Exercise | Among the entries, which lines carry the string "Degrees"? Copy each of them.
--
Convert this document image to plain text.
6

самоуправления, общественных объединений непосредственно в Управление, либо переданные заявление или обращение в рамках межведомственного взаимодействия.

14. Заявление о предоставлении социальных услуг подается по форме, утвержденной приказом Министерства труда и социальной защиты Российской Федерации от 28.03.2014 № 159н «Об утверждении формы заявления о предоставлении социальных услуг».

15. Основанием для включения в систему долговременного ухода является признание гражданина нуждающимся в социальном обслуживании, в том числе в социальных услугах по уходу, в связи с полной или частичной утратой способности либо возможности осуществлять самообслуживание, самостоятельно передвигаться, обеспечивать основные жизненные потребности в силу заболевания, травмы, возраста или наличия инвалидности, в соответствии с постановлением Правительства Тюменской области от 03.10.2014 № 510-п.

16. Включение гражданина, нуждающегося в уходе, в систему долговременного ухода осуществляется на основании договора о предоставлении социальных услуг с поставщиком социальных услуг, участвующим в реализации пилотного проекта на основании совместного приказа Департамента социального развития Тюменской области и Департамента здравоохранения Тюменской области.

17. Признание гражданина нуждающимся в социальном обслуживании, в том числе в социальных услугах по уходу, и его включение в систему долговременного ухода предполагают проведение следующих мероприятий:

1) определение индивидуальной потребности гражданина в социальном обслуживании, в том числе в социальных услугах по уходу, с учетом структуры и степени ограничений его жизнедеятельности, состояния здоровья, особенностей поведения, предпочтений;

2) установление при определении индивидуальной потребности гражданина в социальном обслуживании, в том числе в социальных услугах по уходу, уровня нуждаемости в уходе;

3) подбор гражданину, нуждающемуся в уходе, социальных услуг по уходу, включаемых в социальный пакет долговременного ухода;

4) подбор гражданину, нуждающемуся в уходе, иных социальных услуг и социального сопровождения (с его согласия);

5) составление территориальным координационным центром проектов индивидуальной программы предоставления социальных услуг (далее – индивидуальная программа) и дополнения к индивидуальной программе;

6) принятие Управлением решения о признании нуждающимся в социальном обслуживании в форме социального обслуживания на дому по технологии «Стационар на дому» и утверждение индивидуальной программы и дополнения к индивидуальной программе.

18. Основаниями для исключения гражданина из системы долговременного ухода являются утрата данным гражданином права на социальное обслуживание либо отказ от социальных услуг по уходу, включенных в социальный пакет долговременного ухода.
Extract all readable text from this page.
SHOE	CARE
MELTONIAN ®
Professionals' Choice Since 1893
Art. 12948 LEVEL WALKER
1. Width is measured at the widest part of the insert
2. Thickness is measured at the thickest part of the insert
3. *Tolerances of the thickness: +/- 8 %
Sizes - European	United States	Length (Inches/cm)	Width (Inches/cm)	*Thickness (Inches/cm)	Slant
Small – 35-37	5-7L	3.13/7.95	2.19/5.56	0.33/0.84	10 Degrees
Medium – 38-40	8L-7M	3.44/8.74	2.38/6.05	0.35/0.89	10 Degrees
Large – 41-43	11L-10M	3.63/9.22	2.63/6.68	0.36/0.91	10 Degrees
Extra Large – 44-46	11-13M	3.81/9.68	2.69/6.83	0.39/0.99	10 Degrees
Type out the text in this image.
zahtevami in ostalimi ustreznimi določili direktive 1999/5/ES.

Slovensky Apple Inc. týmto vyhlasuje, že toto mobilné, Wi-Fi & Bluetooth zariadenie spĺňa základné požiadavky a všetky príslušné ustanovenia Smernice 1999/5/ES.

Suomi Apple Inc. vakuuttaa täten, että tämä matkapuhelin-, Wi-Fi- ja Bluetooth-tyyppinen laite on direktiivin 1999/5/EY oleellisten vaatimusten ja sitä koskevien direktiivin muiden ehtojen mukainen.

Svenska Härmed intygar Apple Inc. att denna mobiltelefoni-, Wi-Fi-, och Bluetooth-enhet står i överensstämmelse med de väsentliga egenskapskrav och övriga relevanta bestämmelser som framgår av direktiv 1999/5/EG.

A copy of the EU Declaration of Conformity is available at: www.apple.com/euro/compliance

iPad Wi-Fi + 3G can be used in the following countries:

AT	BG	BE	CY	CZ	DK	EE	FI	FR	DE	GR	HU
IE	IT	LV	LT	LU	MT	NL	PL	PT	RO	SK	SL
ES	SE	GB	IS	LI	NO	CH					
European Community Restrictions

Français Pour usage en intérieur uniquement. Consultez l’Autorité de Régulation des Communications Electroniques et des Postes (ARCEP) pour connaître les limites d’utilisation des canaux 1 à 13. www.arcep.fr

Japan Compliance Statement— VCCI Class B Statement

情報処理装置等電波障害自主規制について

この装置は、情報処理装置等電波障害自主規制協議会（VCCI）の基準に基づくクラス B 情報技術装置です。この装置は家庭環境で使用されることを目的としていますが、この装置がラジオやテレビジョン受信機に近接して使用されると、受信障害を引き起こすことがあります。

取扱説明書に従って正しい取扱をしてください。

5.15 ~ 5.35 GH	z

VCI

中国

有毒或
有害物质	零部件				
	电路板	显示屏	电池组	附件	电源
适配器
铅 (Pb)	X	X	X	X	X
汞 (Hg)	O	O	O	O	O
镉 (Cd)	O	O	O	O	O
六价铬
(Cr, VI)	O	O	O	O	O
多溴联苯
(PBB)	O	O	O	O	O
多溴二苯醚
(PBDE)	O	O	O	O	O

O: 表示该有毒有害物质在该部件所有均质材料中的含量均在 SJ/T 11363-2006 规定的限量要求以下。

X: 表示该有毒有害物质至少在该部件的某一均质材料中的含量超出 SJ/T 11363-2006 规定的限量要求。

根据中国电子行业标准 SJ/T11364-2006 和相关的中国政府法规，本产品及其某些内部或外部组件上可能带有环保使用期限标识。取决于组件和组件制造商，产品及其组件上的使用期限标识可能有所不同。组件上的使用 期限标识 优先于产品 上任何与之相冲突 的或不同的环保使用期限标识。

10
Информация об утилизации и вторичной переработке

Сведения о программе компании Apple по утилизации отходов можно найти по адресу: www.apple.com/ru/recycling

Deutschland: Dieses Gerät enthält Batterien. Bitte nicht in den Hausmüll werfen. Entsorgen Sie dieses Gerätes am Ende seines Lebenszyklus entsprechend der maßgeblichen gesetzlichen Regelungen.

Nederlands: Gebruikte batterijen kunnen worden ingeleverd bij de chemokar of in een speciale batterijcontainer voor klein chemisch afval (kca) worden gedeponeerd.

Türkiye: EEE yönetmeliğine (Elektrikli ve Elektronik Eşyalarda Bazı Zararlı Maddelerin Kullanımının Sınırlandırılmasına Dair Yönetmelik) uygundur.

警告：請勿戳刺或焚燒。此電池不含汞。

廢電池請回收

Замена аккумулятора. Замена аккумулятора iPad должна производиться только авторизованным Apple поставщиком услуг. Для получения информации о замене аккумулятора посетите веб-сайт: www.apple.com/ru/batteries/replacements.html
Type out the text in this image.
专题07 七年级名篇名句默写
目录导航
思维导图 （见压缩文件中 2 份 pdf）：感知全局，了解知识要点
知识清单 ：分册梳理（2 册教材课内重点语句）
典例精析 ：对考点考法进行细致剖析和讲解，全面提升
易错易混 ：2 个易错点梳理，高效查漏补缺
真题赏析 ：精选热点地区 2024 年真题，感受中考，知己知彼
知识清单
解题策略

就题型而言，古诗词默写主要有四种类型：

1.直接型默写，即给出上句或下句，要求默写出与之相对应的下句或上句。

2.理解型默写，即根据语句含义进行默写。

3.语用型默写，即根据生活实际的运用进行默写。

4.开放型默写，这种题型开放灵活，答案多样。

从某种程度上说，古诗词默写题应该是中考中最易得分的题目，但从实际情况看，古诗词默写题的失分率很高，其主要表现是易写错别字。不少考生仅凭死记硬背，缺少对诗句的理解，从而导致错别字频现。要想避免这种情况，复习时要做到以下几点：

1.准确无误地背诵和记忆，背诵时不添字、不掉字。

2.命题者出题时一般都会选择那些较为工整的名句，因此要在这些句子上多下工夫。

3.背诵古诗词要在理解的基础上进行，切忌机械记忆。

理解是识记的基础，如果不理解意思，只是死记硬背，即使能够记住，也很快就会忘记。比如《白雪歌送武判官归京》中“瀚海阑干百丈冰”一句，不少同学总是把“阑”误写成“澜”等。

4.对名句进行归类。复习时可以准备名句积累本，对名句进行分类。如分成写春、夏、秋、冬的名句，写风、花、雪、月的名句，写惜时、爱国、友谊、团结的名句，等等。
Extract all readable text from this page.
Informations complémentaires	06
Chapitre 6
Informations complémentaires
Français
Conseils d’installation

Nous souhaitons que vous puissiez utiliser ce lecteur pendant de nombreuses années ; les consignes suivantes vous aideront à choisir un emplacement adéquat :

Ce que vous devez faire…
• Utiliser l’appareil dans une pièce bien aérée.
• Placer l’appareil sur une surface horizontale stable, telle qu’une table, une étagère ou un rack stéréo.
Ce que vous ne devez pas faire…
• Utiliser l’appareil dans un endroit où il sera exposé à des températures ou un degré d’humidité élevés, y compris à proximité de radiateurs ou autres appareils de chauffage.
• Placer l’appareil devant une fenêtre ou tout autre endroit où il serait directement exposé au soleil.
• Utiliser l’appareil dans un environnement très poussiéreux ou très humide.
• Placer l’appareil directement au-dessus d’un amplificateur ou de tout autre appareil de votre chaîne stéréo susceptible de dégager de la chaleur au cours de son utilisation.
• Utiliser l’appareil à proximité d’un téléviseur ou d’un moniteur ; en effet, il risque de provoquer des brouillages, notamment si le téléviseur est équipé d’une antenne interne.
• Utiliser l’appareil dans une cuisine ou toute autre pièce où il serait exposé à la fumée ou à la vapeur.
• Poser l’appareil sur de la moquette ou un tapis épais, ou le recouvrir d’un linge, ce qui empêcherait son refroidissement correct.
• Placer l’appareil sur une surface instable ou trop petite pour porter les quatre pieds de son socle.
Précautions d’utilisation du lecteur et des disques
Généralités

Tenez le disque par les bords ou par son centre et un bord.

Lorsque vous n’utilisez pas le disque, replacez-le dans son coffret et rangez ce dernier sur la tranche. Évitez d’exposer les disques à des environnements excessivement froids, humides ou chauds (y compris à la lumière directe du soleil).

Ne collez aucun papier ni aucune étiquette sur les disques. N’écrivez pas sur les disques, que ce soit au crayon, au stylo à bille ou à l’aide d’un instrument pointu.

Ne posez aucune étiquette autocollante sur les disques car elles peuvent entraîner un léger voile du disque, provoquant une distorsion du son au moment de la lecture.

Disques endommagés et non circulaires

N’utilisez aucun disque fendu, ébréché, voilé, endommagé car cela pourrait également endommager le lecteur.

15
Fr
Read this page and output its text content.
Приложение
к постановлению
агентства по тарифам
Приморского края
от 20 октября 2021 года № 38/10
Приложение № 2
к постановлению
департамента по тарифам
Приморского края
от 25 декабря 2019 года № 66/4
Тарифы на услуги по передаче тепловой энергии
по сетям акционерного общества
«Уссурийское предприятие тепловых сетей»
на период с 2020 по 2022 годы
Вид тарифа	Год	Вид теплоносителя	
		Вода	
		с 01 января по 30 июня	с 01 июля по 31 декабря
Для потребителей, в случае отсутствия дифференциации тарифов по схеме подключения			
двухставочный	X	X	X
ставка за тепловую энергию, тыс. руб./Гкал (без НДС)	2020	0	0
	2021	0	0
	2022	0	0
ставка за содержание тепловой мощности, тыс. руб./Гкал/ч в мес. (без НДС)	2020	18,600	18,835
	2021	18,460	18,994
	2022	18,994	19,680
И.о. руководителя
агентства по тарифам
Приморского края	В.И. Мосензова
--
Final answer |
Small – 35-37	5-7L	3.13/7.95	2.19/5.56	0.33/0.84	10 Degrees
Medium – 38-40	8L-7M	3.44/8.74	2.38/6.05	0.35/0.89	10 Degrees
Large – 41-43	11L-10M	3.63/9.22	2.63/6.68	0.36/0.91	10 Degrees
Extra Large – 44-46	11-13M	3.81/9.68	2.69/6.83	0.39/0.99	10 Degrees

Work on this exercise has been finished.